GIVEN PROBLEM: Copy the records below, replacing "Chart details" with "Chart settings" everywhere it appears, and leave everything else unchanged. Leave out the pictures.

MATERIAL PROVIDED:
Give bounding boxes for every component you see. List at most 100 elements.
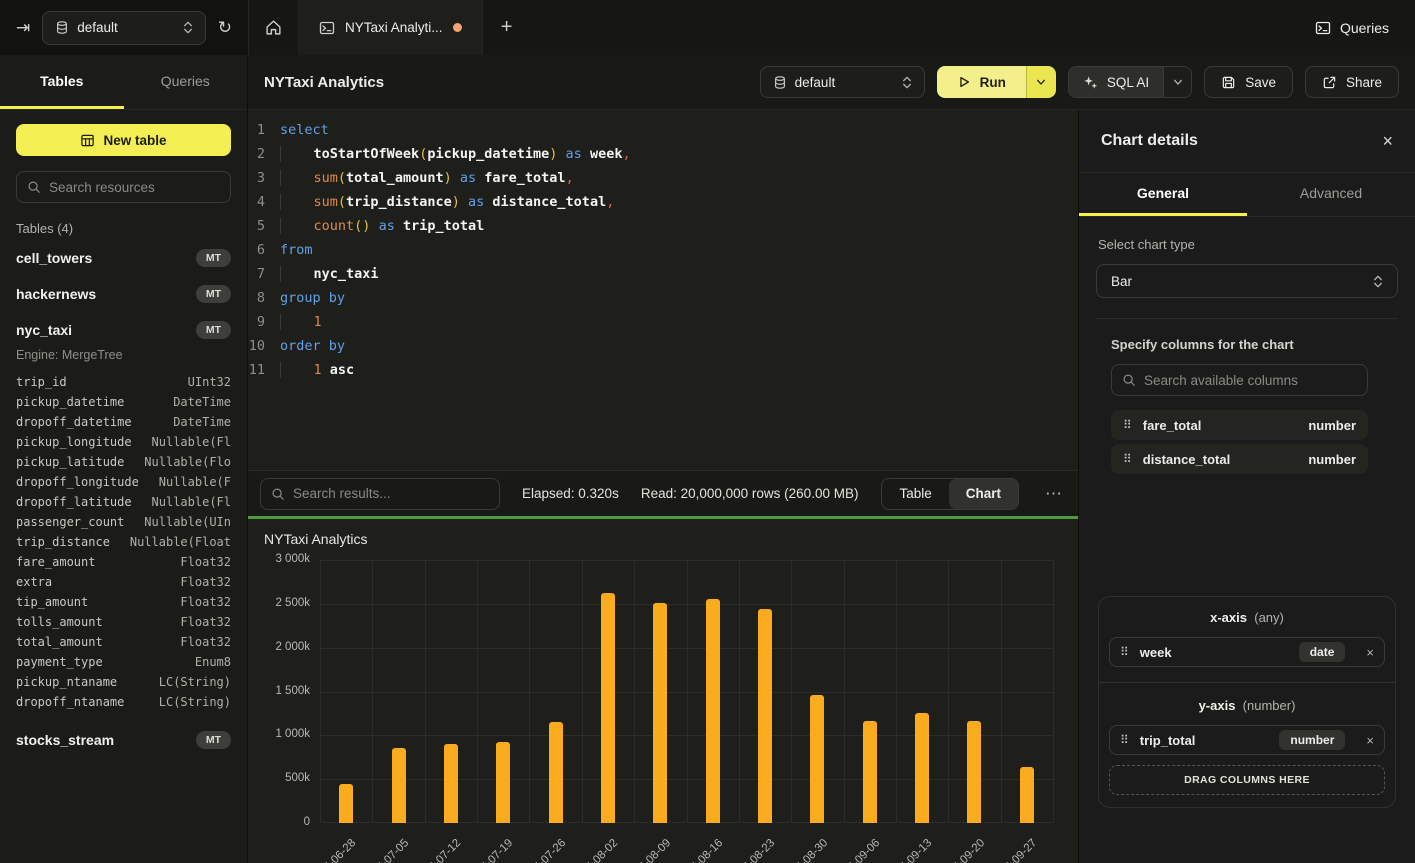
line-code: 1 asc (280, 358, 354, 382)
queries-button-label: Queries (1340, 20, 1389, 36)
column-row: passenger_countNullable(UIn (16, 512, 231, 532)
database-icon (773, 75, 787, 90)
sidebar-tabs: Tables Queries (0, 55, 247, 110)
search-icon (1122, 373, 1136, 387)
table-row[interactable]: cell_towersMT (0, 240, 247, 276)
y-axis-hint: (number) (1243, 698, 1296, 713)
chart-plot (320, 560, 1053, 823)
gridline-v (948, 560, 949, 823)
page-title: NYTaxi Analytics (264, 74, 384, 91)
tab-general[interactable]: General (1079, 173, 1247, 216)
chart-bar (549, 722, 563, 823)
column-chip-type: number (1308, 452, 1356, 467)
chart-y-axis-labels: 0500k1 000k1 500k2 000k2 500k3 000k (248, 560, 310, 823)
sql-editor[interactable]: 1select2 toStartOfWeek(pickup_datetime) … (248, 110, 1078, 470)
gridline-v (896, 560, 897, 823)
chevron-updown-icon (902, 75, 912, 90)
drag-handle-icon[interactable]: ⠿ (1120, 733, 1129, 747)
table-row[interactable]: hackernewsMT (0, 276, 247, 312)
tab-strip: NYTaxi Analyti... + Queries (248, 0, 1415, 55)
column-row: pickup_longitudeNullable(Fl (16, 432, 231, 452)
sidebar: Tables Queries New table Tables (4) cell… (0, 55, 248, 863)
chart-type-value: Bar (1111, 274, 1132, 289)
new-table-button[interactable]: New table (16, 124, 231, 156)
drag-handle-icon[interactable]: ⠿ (1120, 645, 1129, 659)
tab-advanced[interactable]: Advanced (1247, 173, 1415, 216)
x-axis-chip[interactable]: ⠿weekdate× (1109, 637, 1385, 667)
line-number: 6 (248, 238, 280, 262)
editor-line: 10order by (248, 334, 1078, 358)
panel-title: Chart details (1101, 132, 1198, 150)
editor-line: 9 1 (248, 310, 1078, 334)
run-button[interactable]: Run (937, 66, 1026, 98)
column-name: dropoff_ntaname (16, 692, 124, 712)
table-row[interactable]: stocks_streamMT (0, 722, 247, 758)
remove-column-icon[interactable]: × (1356, 733, 1374, 748)
refresh-icon[interactable]: ↻ (218, 18, 232, 38)
column-chip-name: distance_total (1143, 452, 1230, 467)
column-type: Float32 (180, 552, 231, 572)
view-toggle-chart[interactable]: Chart (949, 479, 1018, 509)
column-chip[interactable]: ⠿fare_totalnumber (1111, 410, 1368, 440)
collapse-sidebar-icon[interactable]: ⇥ (16, 18, 30, 38)
drag-handle-icon[interactable]: ⠿ (1123, 418, 1132, 432)
results-search-input[interactable] (293, 486, 489, 501)
tab-nytaxi-analytics[interactable]: NYTaxi Analyti... (299, 0, 483, 55)
line-code: sum(trip_distance) as distance_total, (280, 190, 614, 214)
chart-details-panel: Chart details × General Advanced Select … (1078, 110, 1415, 863)
table-row[interactable]: nyc_taxiMT (0, 312, 247, 348)
x-tick-label: 2015-09-06 (832, 837, 882, 863)
column-row: tolls_amountFloat32 (16, 612, 231, 632)
column-row: tip_amountFloat32 (16, 592, 231, 612)
chart-type-select[interactable]: Bar (1096, 264, 1398, 298)
share-button[interactable]: Share (1305, 66, 1399, 98)
remove-column-icon[interactable]: × (1356, 645, 1374, 660)
view-toggle-table[interactable]: Table (882, 479, 948, 509)
editor-line: 1select (248, 118, 1078, 142)
close-icon[interactable]: × (1382, 131, 1393, 152)
gridline-v (425, 560, 426, 823)
column-row: total_amountFloat32 (16, 632, 231, 652)
play-icon (957, 75, 971, 89)
sidebar-tab-queries[interactable]: Queries (124, 55, 248, 109)
y-axis-chip[interactable]: ⠿trip_totalnumber× (1109, 725, 1385, 755)
line-code: order by (280, 334, 345, 358)
column-type: Float32 (180, 632, 231, 652)
column-row: dropoff_longitudeNullable(F (16, 472, 231, 492)
new-tab-button[interactable]: + (483, 0, 531, 55)
database-selector[interactable]: default (42, 11, 206, 45)
columns-search[interactable] (1111, 364, 1368, 396)
column-row: extraFloat32 (16, 572, 231, 592)
x-tick-label: 2015-07-05 (361, 837, 411, 863)
queries-button[interactable]: Queries (1289, 0, 1415, 55)
home-button[interactable] (249, 0, 299, 55)
sql-ai-button[interactable]: SQL AI (1069, 67, 1163, 97)
table-list: cell_towersMThackernewsMTnyc_taxiMTEngin… (0, 240, 247, 758)
resource-search[interactable] (16, 171, 231, 203)
header-database-selector[interactable]: default (760, 66, 925, 98)
column-chip-name: fare_total (1143, 418, 1202, 433)
column-name: pickup_datetime (16, 392, 124, 412)
sidebar-tab-tables[interactable]: Tables (0, 55, 124, 109)
sql-ai-options-button[interactable] (1163, 67, 1191, 97)
drag-handle-icon[interactable]: ⠿ (1123, 452, 1132, 466)
line-number: 11 (248, 358, 280, 382)
results-search[interactable] (260, 478, 500, 510)
share-button-label: Share (1346, 75, 1382, 90)
column-chip[interactable]: ⠿ distance_total number (1111, 444, 1368, 474)
save-button[interactable]: Save (1204, 66, 1293, 98)
drop-zone[interactable]: DRAG COLUMNS HERE (1109, 765, 1385, 795)
column-type: UInt32 (188, 372, 231, 392)
run-options-button[interactable] (1026, 66, 1056, 98)
resource-search-input[interactable] (49, 180, 220, 195)
column-name: dropoff_longitude (16, 472, 139, 492)
tables-section-label: Tables (4) (16, 221, 231, 236)
panel-header: Chart details × (1079, 110, 1415, 173)
more-options-icon[interactable]: ⋯ (1041, 484, 1066, 504)
columns-search-input[interactable] (1144, 373, 1357, 388)
y-tick-label: 3 000k (275, 553, 310, 565)
y-tick-label: 2 000k (275, 641, 310, 653)
table-name: cell_towers (16, 250, 92, 266)
available-columns: ⠿ fare_totalnumber⠿ distance_total number (1111, 410, 1368, 474)
y-axis-chip-name: trip_total (1140, 733, 1196, 748)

TASK RESPONSE:
Give bounding boxes for every component you see. List at most 100 elements.
line-code: 1 asc (280, 358, 354, 382)
queries-button-label: Queries (1340, 20, 1389, 36)
column-row: passenger_countNullable(UIn (16, 512, 231, 532)
database-icon (773, 75, 787, 90)
sidebar-tabs: Tables Queries (0, 55, 247, 110)
search-icon (1122, 373, 1136, 387)
table-row[interactable]: cell_towersMT (0, 240, 247, 276)
y-axis-hint: (number) (1243, 698, 1296, 713)
chart-plot (320, 560, 1053, 823)
gridline-v (948, 560, 949, 823)
page-title: NYTaxi Analytics (264, 74, 384, 91)
tab-general[interactable]: General (1079, 173, 1247, 216)
chart-bar (549, 722, 563, 823)
column-chip-type: number (1308, 452, 1356, 467)
chart-y-axis-labels: 0500k1 000k1 500k2 000k2 500k3 000k (248, 560, 310, 823)
sql-editor[interactable]: 1select2 toStartOfWeek(pickup_datetime) … (248, 110, 1078, 470)
gridline-v (896, 560, 897, 823)
chevron-updown-icon (902, 75, 912, 90)
drag-handle-icon[interactable]: ⠿ (1120, 733, 1129, 747)
table-row[interactable]: hackernewsMT (0, 276, 247, 312)
tab-strip: NYTaxi Analyti... + Queries (248, 0, 1415, 55)
column-row: pickup_longitudeNullable(Fl (16, 432, 231, 452)
sidebar: Tables Queries New table Tables (4) cell… (0, 55, 248, 863)
chart-type-value: Bar (1111, 274, 1132, 289)
new-table-button[interactable]: New table (16, 124, 231, 156)
drag-handle-icon[interactable]: ⠿ (1120, 645, 1129, 659)
tab-advanced[interactable]: Advanced (1247, 173, 1415, 216)
x-axis-chip[interactable]: ⠿weekdate× (1109, 637, 1385, 667)
line-number: 6 (248, 238, 280, 262)
editor-line: 10order by (248, 334, 1078, 358)
panel-title: Chart settings (1101, 132, 1198, 150)
editor-line: 9 1 (248, 310, 1078, 334)
run-button[interactable]: Run (937, 66, 1026, 98)
column-name: dropoff_ntaname (16, 692, 124, 712)
table-row[interactable]: stocks_streamMT (0, 722, 247, 758)
remove-column-icon[interactable]: × (1356, 733, 1374, 748)
refresh-icon[interactable]: ↻ (218, 18, 232, 38)
column-chip-name: distance_total (1143, 452, 1230, 467)
column-type: Float32 (180, 552, 231, 572)
view-toggle-chart[interactable]: Chart (949, 479, 1018, 509)
column-chip[interactable]: ⠿fare_totalnumber (1111, 410, 1368, 440)
collapse-sidebar-icon[interactable]: ⇥ (16, 18, 30, 38)
drag-handle-icon[interactable]: ⠿ (1123, 418, 1132, 432)
results-search-input[interactable] (293, 486, 489, 501)
tab-nytaxi-analytics[interactable]: NYTaxi Analyti... (299, 0, 483, 55)
line-code: sum(trip_distance) as distance_total, (280, 190, 614, 214)
chart-details-panel: Chart settings × General Advanced Select … (1078, 110, 1415, 863)
table-row[interactable]: nyc_taxiMT (0, 312, 247, 348)
x-tick-label: 2015-09-06 (832, 837, 882, 863)
column-row: tolls_amountFloat32 (16, 612, 231, 632)
column-row: tip_amountFloat32 (16, 592, 231, 612)
chart-type-select[interactable]: Bar (1096, 264, 1398, 298)
share-button[interactable]: Share (1305, 66, 1399, 98)
remove-column-icon[interactable]: × (1356, 645, 1374, 660)
view-toggle-table[interactable]: Table (882, 479, 948, 509)
editor-line: 1select (248, 118, 1078, 142)
close-icon[interactable]: × (1382, 131, 1393, 152)
gridline-v (425, 560, 426, 823)
column-row: total_amountFloat32 (16, 632, 231, 652)
play-icon (957, 75, 971, 89)
sidebar-tab-queries[interactable]: Queries (124, 55, 248, 109)
y-axis-chip[interactable]: ⠿trip_totalnumber× (1109, 725, 1385, 755)
line-code: order by (280, 334, 345, 358)
column-type: Float32 (180, 632, 231, 652)
column-row: dropoff_longitudeNullable(F (16, 472, 231, 492)
new-tab-button[interactable]: + (483, 0, 531, 55)
database-selector[interactable]: default (42, 11, 206, 45)
columns-search[interactable] (1111, 364, 1368, 396)
column-row: extraFloat32 (16, 572, 231, 592)
x-tick-label: 2015-07-05 (361, 837, 411, 863)
queries-button[interactable]: Queries (1289, 0, 1415, 55)
home-button[interactable] (249, 0, 299, 55)
sql-ai-button[interactable]: SQL AI (1069, 67, 1163, 97)
table-list: cell_towersMThackernewsMTnyc_taxiMTEngin… (0, 240, 247, 758)
resource-search[interactable] (16, 171, 231, 203)
header-database-selector[interactable]: default (760, 66, 925, 98)
column-chip-name: fare_total (1143, 418, 1202, 433)
column-name: pickup_datetime (16, 392, 124, 412)
sidebar-tab-tables[interactable]: Tables (0, 55, 124, 109)
sql-ai-options-button[interactable] (1163, 67, 1191, 97)
drag-handle-icon[interactable]: ⠿ (1123, 452, 1132, 466)
line-number: 11 (248, 358, 280, 382)
results-search[interactable] (260, 478, 500, 510)
share-button-label: Share (1346, 75, 1382, 90)
column-chip[interactable]: ⠿ distance_total number (1111, 444, 1368, 474)
save-button[interactable]: Save (1204, 66, 1293, 98)
drop-zone[interactable]: DRAG COLUMNS HERE (1109, 765, 1385, 795)
column-type: UInt32 (188, 372, 231, 392)
run-options-button[interactable] (1026, 66, 1056, 98)
resource-search-input[interactable] (49, 180, 220, 195)
column-name: dropoff_longitude (16, 472, 139, 492)
tables-section-label: Tables (4) (16, 221, 231, 236)
panel-header: Chart settings × (1079, 110, 1415, 173)
more-options-icon[interactable]: ⋯ (1041, 484, 1066, 504)
columns-search-input[interactable] (1144, 373, 1357, 388)
y-tick-label: 3 000k (275, 553, 310, 565)
y-tick-label: 2 000k (275, 641, 310, 653)
table-name: cell_towers (16, 250, 92, 266)
available-columns: ⠿ fare_totalnumber⠿ distance_total number (1111, 410, 1368, 474)
y-axis-chip-name: trip_total (1140, 733, 1196, 748)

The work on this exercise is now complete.